◆ Aim of the exercise
Render every line of the records below as a JSON list of strings, one string per line, and skip blank lines. Leave the pictures out.

◆ Record set
▼▼▼

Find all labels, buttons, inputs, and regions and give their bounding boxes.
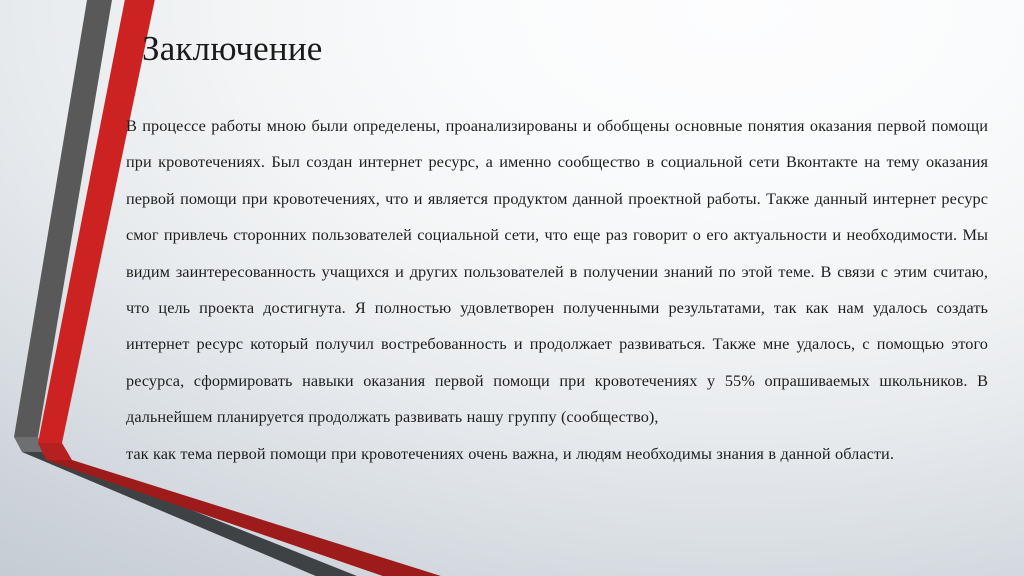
body-paragraph-2: так как тема первой помощи при кровотече… (126, 436, 988, 472)
body-paragraph-1: В процессе работы мною были определены, … (126, 108, 988, 436)
red-ribbon-lower-arm (46, 460, 460, 576)
grey-ribbon-fold (14, 437, 46, 452)
grey-ribbon-upper-arm (14, 0, 113, 437)
red-ribbon-fold (38, 443, 72, 460)
body-text-block: В процессе работы мною были определены, … (126, 108, 988, 472)
page-title: Заключение (142, 27, 962, 71)
slide-canvas: Заключение В процессе работы мною были о… (0, 0, 1024, 576)
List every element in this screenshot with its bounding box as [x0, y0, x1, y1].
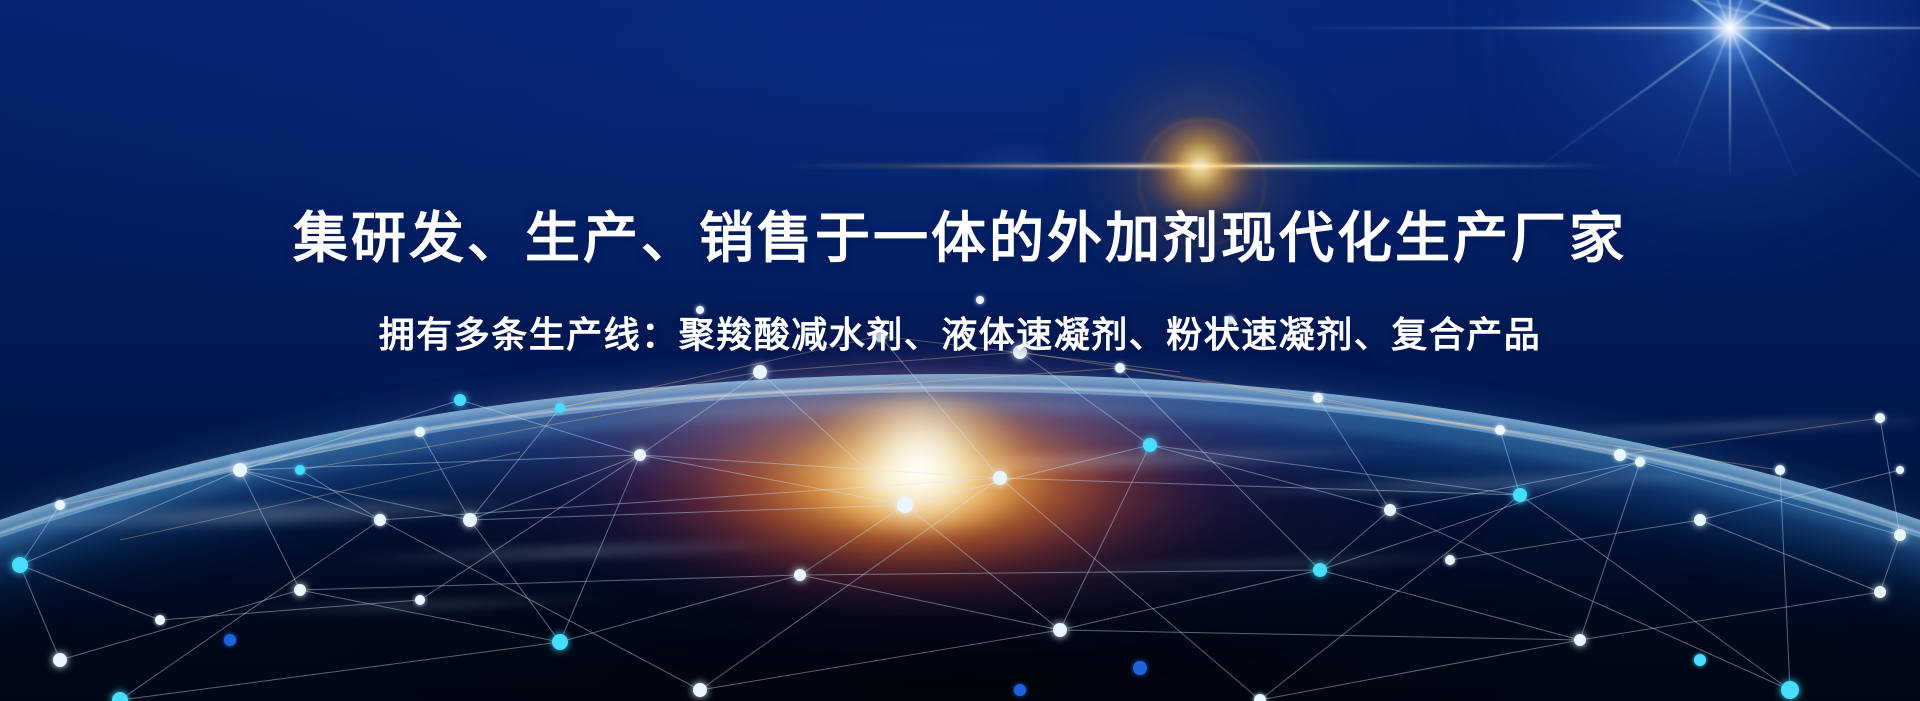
orange-flare-ghost — [940, 140, 1090, 186]
hero-banner: 集研发、生产、销售于一体的外加剂现代化生产厂家 拥有多条生产线：聚羧酸减水剂、液… — [0, 0, 1920, 701]
sunrise-hotspot — [795, 398, 1045, 528]
page-title: 集研发、生产、销售于一体的外加剂现代化生产厂家 — [0, 208, 1920, 269]
starburst-ray-horizontal — [1300, 27, 1920, 29]
page-subtitle: 拥有多条生产线：聚羧酸减水剂、液体速凝剂、粉状速凝剂、复合产品 — [0, 314, 1920, 355]
orange-flare-core — [1140, 118, 1260, 214]
earth-warm-wash — [180, 390, 1360, 701]
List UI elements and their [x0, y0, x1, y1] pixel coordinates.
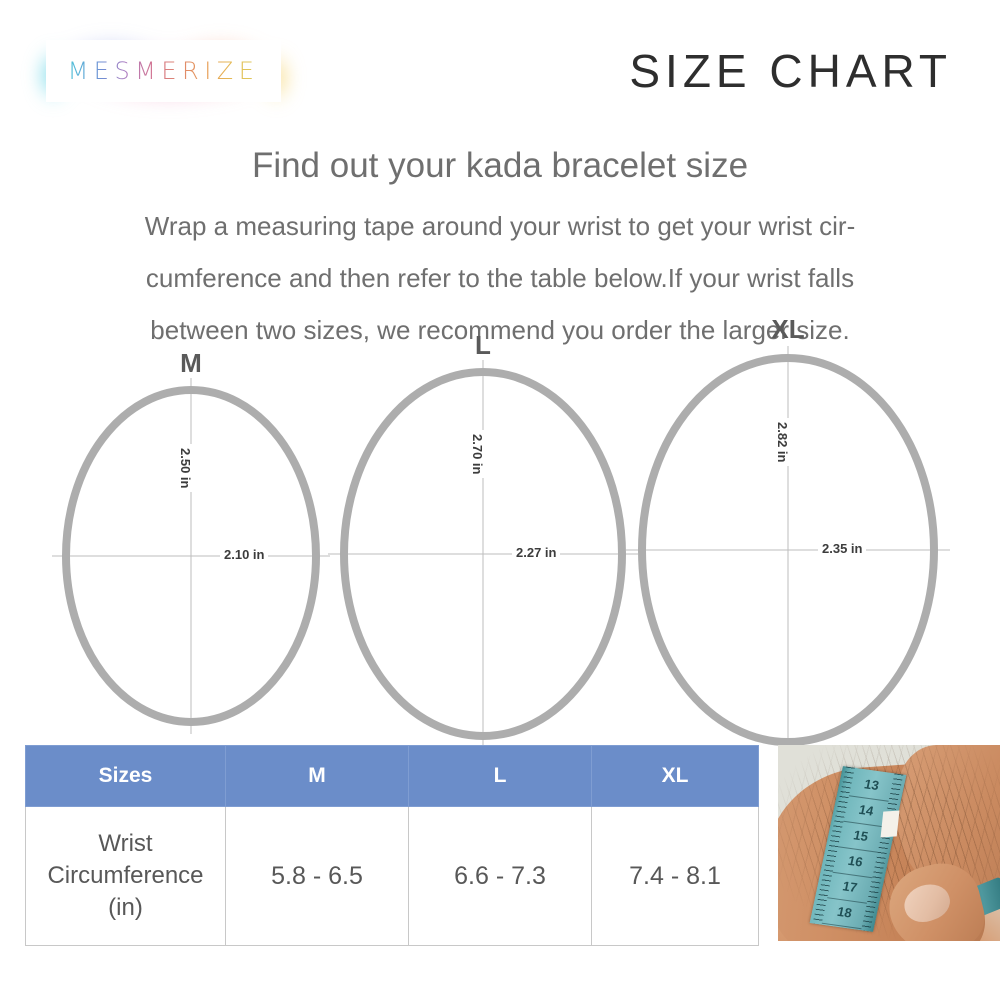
- tape-mark-18: 18: [822, 897, 867, 929]
- oval-diagram-l: L 2.27 in 2.70 in: [340, 368, 626, 740]
- row-label-wrist-circumference: Wrist Circumference (in): [26, 807, 226, 946]
- brand-logo: MESMERIZE: [46, 40, 281, 102]
- cell-wrist-l: 6.6 - 7.3: [409, 807, 592, 946]
- table-header-l: L: [409, 746, 592, 807]
- table-row: Wrist Circumference (in) 5.8 - 6.5 6.6 -…: [26, 807, 759, 946]
- table-header-m: M: [226, 746, 409, 807]
- table-header-row: Sizes M L XL: [26, 746, 759, 807]
- row-label-line-3: (in): [27, 892, 224, 924]
- cell-wrist-xl: 7.4 - 8.1: [592, 807, 759, 946]
- oval-width-label-l: 2.27 in: [512, 545, 560, 560]
- tape-end-tab: [881, 811, 900, 838]
- intro-line-2: cumference and then refer to the table b…: [50, 252, 950, 304]
- oval-diagram-m: M 2.10 in 2.50 in: [62, 386, 320, 726]
- oval-label-l: L: [340, 330, 626, 361]
- oval-diagram-xl: XL 2.35 in 2.82 in: [638, 354, 938, 746]
- page-title: SIZE CHART: [629, 44, 952, 98]
- logo-wordmark: MESMERIZE: [68, 57, 260, 85]
- row-label-line-1: Wrist: [27, 828, 224, 860]
- section-headline: Find out your kada bracelet size: [0, 146, 1000, 186]
- oval-height-label-m: 2.50 in: [178, 444, 193, 492]
- oval-shape-l: [340, 368, 626, 740]
- oval-height-label-xl: 2.82 in: [775, 418, 790, 466]
- table-header-sizes: Sizes: [26, 746, 226, 807]
- oval-shape-m: [62, 386, 320, 726]
- logo-card: MESMERIZE: [46, 40, 281, 102]
- oval-width-label-m: 2.10 in: [220, 547, 268, 562]
- cell-wrist-m: 5.8 - 6.5: [226, 807, 409, 946]
- table-header-xl: XL: [592, 746, 759, 807]
- oval-label-xl: XL: [638, 314, 938, 345]
- oval-label-m: M: [62, 348, 320, 379]
- size-table: Sizes M L XL Wrist Circumference (in) 5.…: [25, 745, 759, 946]
- oval-height-label-l: 2.70 in: [470, 430, 485, 478]
- oval-width-label-xl: 2.35 in: [818, 541, 866, 556]
- intro-line-1: Wrap a measuring tape around your wrist …: [50, 200, 950, 252]
- row-label-line-2: Circumference: [27, 860, 224, 892]
- oval-diagram-group: M 2.10 in 2.50 in L 2.27 in 2.70 in XL 2…: [0, 340, 1000, 740]
- wrist-measuring-photo: 13 14 15 16 17 18: [778, 745, 1000, 941]
- oval-shape-xl: [638, 354, 938, 746]
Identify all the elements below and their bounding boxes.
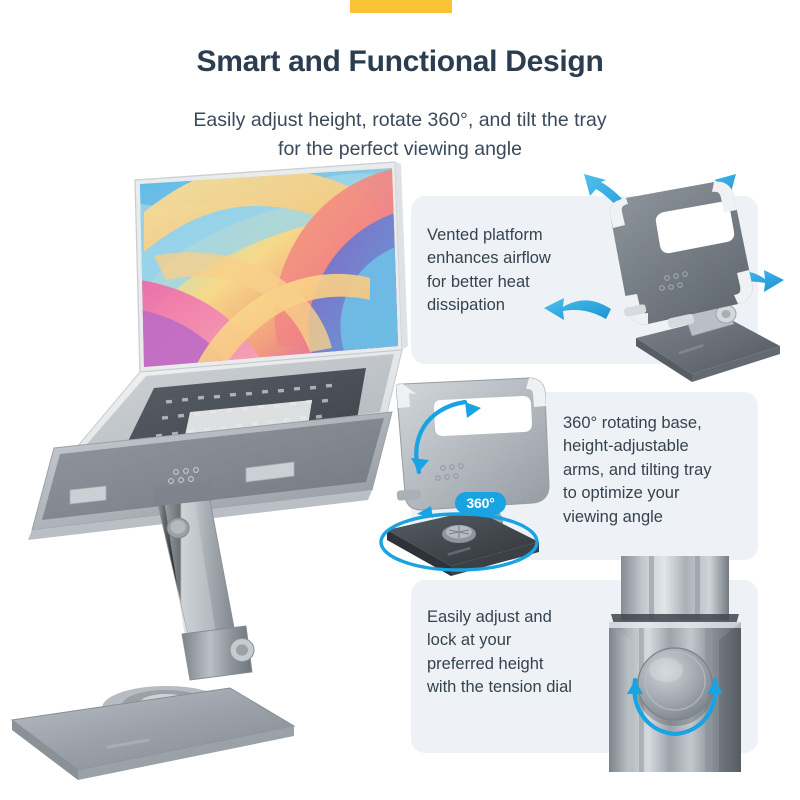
tilt-arrow — [416, 402, 465, 472]
dial-arrow-right — [707, 680, 723, 694]
page-subtitle-line-1: Easily adjust height, rotate 360°, and t… — [100, 106, 700, 135]
card-tension-line-2: lock at your — [427, 629, 572, 652]
tilt-arrow-head-bottom — [411, 458, 429, 472]
stand-hinge — [682, 296, 736, 336]
top-accent-bar — [350, 0, 452, 13]
airflow-arrow-group — [544, 174, 784, 320]
product-feature-page: Smart and Functional Design Easily adjus… — [0, 0, 800, 800]
page-subtitle: Easily adjust height, rotate 360°, and t… — [100, 106, 700, 164]
feature-card-vented-platform-text: Vented platform enhances airflow for bet… — [427, 224, 551, 318]
card-vent-line-3: for better heat — [427, 271, 551, 294]
laptop-display — [135, 162, 408, 372]
card-rotate-line-4: to optimize your — [563, 482, 712, 505]
feature-card-rotating-base-text: 360° rotating base, height-adjustable ar… — [563, 412, 712, 529]
card-tension-line-1: Easily adjust and — [427, 606, 572, 629]
rotation-badge-360: 360° — [455, 492, 506, 514]
feature-card-rotating-base: 360° rotating base, height-adjustable ar… — [411, 392, 758, 560]
feature-card-vented-platform: Vented platform enhances airflow for bet… — [411, 196, 758, 364]
inner-column — [621, 556, 729, 620]
tilt-arrow-head-top — [465, 402, 481, 418]
page-title: Smart and Functional Design — [0, 44, 800, 79]
card-vent-line-2: enhances airflow — [427, 247, 551, 270]
hero-product-image — [0, 160, 414, 780]
card-vent-line-1: Vented platform — [427, 224, 551, 247]
feature-card-tension-dial-text: Easily adjust and lock at your preferred… — [427, 606, 572, 700]
stand-base — [12, 686, 294, 780]
card-tension-line-3: preferred height — [427, 653, 572, 676]
tension-dial-knob — [636, 648, 714, 726]
rotation-arrow-left — [417, 506, 433, 518]
vented-platform-icon — [528, 166, 788, 391]
tension-dial-icon — [583, 552, 768, 777]
outer-column — [609, 622, 741, 772]
feature-card-tension-dial: Easily adjust and lock at your preferred… — [411, 580, 758, 753]
card-rotate-line-1: 360° rotating base, — [563, 412, 712, 435]
vented-tray — [610, 182, 753, 329]
dial-arrow-left — [627, 680, 643, 694]
card-rotate-line-3: arms, and tilting tray — [563, 459, 712, 482]
card-rotate-line-5: viewing angle — [563, 506, 712, 529]
card-vent-line-4: dissipation — [427, 294, 551, 317]
dial-rotation-arrows — [627, 680, 723, 734]
stand-base-plate — [636, 316, 780, 374]
card-tension-line-4: with the tension dial — [427, 676, 572, 699]
card-rotate-line-2: height-adjustable — [563, 435, 712, 458]
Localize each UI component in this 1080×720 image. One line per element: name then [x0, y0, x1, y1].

▲▲▲

◆ Task response
[
  "Find all labels, buttons, inputs, and regions and give their bounding boxes.",
  "body-paragraph-2: так как тема первой помощи при кровотече… (126, 436, 988, 472)",
  "body-paragraph-1: В процессе работы мною были определены, … (126, 108, 988, 436)",
  "red-ribbon-lower-arm (46, 460, 460, 576)",
  "grey-ribbon-fold (14, 437, 46, 452)",
  "grey-ribbon-upper-arm (14, 0, 113, 437)",
  "red-ribbon-fold (38, 443, 72, 460)",
  "body-text-block: В процессе работы мною были определены, … (126, 108, 988, 472)",
  "page-title: Заключение (142, 27, 962, 71)",
  "slide-canvas: Заключение В процессе работы мною были о… (0, 0, 1024, 576)",
  "List every element in this screenshot with its bounding box as [x0, y0, x1, y1].",
  "orange-flare-ghost — [940, 140, 1090, 186]",
  "hero-banner: 集研发、生产、销售于一体的外加剂现代化生产厂家 拥有多条生产线：聚羧酸减水剂、液… — [0, 0, 1920, 701]",
  "sunrise-hotspot — [795, 398, 1045, 528]",
  "page-title: 集研发、生产、销售于一体的外加剂现代化生产厂家 — [0, 208, 1920, 269]",
  "starburst-ray-horizontal — [1300, 27, 1920, 29]",
  "page-subtitle: 拥有多条生产线：聚羧酸减水剂、液体速凝剂、粉状速凝剂、复合产品 — [0, 314, 1920, 355]",
  "orange-flare-core — [1140, 118, 1260, 214]",
  "earth-warm-wash — [180, 390, 1360, 701]",
  "List UI elements and their [x0, y0, x1, y1] pixel coordinates.",
  "- tape-mark-18: 18: [822, 897, 867, 929]",
  "- oval-diagram-l: L 2.27 in 2.70 in: [340, 368, 626, 740]",
  "- row-label-wrist-circumference: Wrist Circumference (in): [26, 807, 226, 946]",
  "- brand-logo: MESMERIZE: [46, 40, 281, 102]",
  "- cell-wrist-l: 6.6 - 7.3: [409, 807, 592, 946]",
  "- table-header-l: L: [409, 746, 592, 807]",
  "- table-row: Wrist Circumference (in) 5.8 - 6.5 6.6 -…: [26, 807, 759, 946]",
  "- table-header-m: M: [226, 746, 409, 807]",
  "- table-header-row: Sizes M L XL: [26, 746, 759, 807]",
  "- row-label-line-3: (in): [27, 892, 224, 924]",
  "- cell-wrist-xl: 7.4 - 8.1: [592, 807, 759, 946]",
  "- oval-width-label-l: 2.27 in: [512, 545, 560, 560]",
  "- tape-end-tab: [881, 811, 900, 838]",
  "- intro-line-2: cumference and then refer to the table b…: [50, 252, 950, 304]",
  "- oval-diagram-m: M 2.10 in 2.50 in: [62, 386, 320, 726]",
  "- oval-label-l: L: [340, 330, 626, 361]",
  "- oval-diagram-xl: XL 2.35 in 2.82 in: [638, 354, 938, 746]",
  "- page-title: SIZE CHART: [629, 44, 952, 98]",
  "- logo-wordmark: MESMERIZE: [68, 57, 260, 85]",
  "- row-label-line-1: Wrist: [27, 828, 224, 860]",
  "- section-headline: Find out your kada bracelet size: [0, 146, 1000, 186]",
  "- oval-height-label-m: 2.50 in: [178, 444, 193, 492]",
  "- oval-shape-l: [340, 368, 626, 740]",
  "- oval-height-label-xl: 2.82 in: [775, 418, 790, 466]",
  "- table-header-sizes: Sizes: [26, 746, 226, 807]",
  "- oval-shape-m: [62, 386, 320, 726]",
  "- logo-card: MESMERIZE: [46, 40, 281, 102]",
  "- oval-width-label-m: 2.10 in: [220, 547, 268, 562]",
  "- cell-wrist-m: 5.8 - 6.5: [226, 807, 409, 946]",
  "- table-header-xl: XL: [592, 746, 759, 807]",
  "- oval-label-xl: XL: [638, 314, 938, 345]",
  "- oval-label-m: M: [62, 348, 320, 379]",
  "- size-table: Sizes M L XL Wrist Circumference (in) 5.…: [25, 745, 759, 946]",
  "- oval-height-label-l: 2.70 in: [470, 430, 485, 478]",
  "- oval-width-label-xl: 2.35 in: [818, 541, 866, 556]",
  "- intro-line-1: Wrap a measuring tape around your wrist …: [50, 200, 950, 252]",
  "- row-label-line-2: Circumference: [27, 860, 224, 892]",
  "- oval-diagram-group: M 2.10 in 2.50 in L 2.27 in 2.70 in XL 2…: [0, 340, 1000, 740]",
  "- wrist-measuring-photo: 13 14 15 16 17 18: [778, 745, 1000, 941]",
  "- oval-shape-xl: [638, 354, 938, 746]",
  "Identify all the elements below and their bounding boxes.",
  "tilt-arrow — [416, 402, 465, 472]",
  "dial-arrow-right — [707, 680, 723, 694]",
  "page-subtitle-line-1: Easily adjust height, rotate 360°, and t… — [100, 106, 700, 135]",
  "card-tension-line-2: lock at your — [427, 629, 572, 652]",
  "tilt-arrow-head-bottom — [411, 458, 429, 472]",
  "stand-hinge — [682, 296, 736, 336]",
  "top-accent-bar — [350, 0, 452, 13]",
  "airflow-arrow-group — [544, 174, 784, 320]",
  "product-feature-page: Smart and Functional Design Easily adjus… — [0, 0, 800, 800]",
  "page-subtitle: Easily adjust height, rotate 360°, and t… — [100, 106, 700, 164]",
  "feature-card-vented-platform-text: Vented platform enhances airflow for bet… — [427, 224, 551, 318]",
  "card-vent-line-3: for better heat — [427, 271, 551, 294]",
  "laptop-display — [135, 162, 408, 372]",
  "card-rotate-line-4: to optimize your — [563, 482, 712, 505]",
  "feature-card-rotating-base-text: 360° rotating base, height-adjustable ar… — [563, 412, 712, 529]",
  "card-tension-line-1: Easily adjust and — [427, 606, 572, 629]",
  "rotation-badge-360: 360° — [455, 492, 506, 514]",
  "feature-card-rotating-base: 360° rotating base, height-adjustable ar… — [411, 392, 758, 560]",
  "feature-card-vented-platform: Vented platform enhances airflow for bet… — [411, 196, 758, 364]",
  "inner-column — [621, 556, 729, 620]",
  "tilt-arrow-head-top — [465, 402, 481, 418]",
  "page-title: Smart and Functional Design — [0, 44, 800, 79]",
  "card-vent-line-2: enhances airflow — [427, 247, 551, 270]",
  "hero-product-image — [0, 160, 414, 780]",
  "card-vent-line-1: Vented platform — [427, 224, 551, 247]",
  "feature-card-tension-dial-text: Easily adjust and lock at your preferred… — [427, 606, 572, 700]",
  "stand-base — [12, 686, 294, 780]",
  "card-tension-line-3: preferred height — [427, 653, 572, 676]",
  "tension-dial-knob — [636, 648, 714, 726]",
  "rotation-arrow-left — [417, 506, 433, 518]",
  "vented-platform-icon — [528, 166, 788, 391]",
  "tension-dial-icon — [583, 552, 768, 777]",
  "outer-column — [609, 622, 741, 772]",
  "feature-card-tension-dial: Easily adjust and lock at your preferred… — [411, 580, 758, 753]",
  "card-rotate-line-1: 360° rotating base, — [563, 412, 712, 435]",
  "vented-tray — [610, 182, 753, 329]",
  "dial-arrow-left — [627, 680, 643, 694]",
  "card-rotate-line-3: arms, and tilting tray — [563, 459, 712, 482]",
  "card-rotate-line-5: viewing angle — [563, 506, 712, 529]",
  "card-vent-line-4: dissipation — [427, 294, 551, 317]",
  "dial-rotation-arrows — [627, 680, 723, 734]",
  "stand-base-plate — [636, 316, 780, 374]",
  "card-tension-line-4: with the tension dial — [427, 676, 572, 699]",
  "card-rotate-line-2: height-adjustable — [563, 435, 712, 458]",
  "Localize each UI component in this 1080×720 image. One line per element: name then [x0, y0, x1, y1]."
]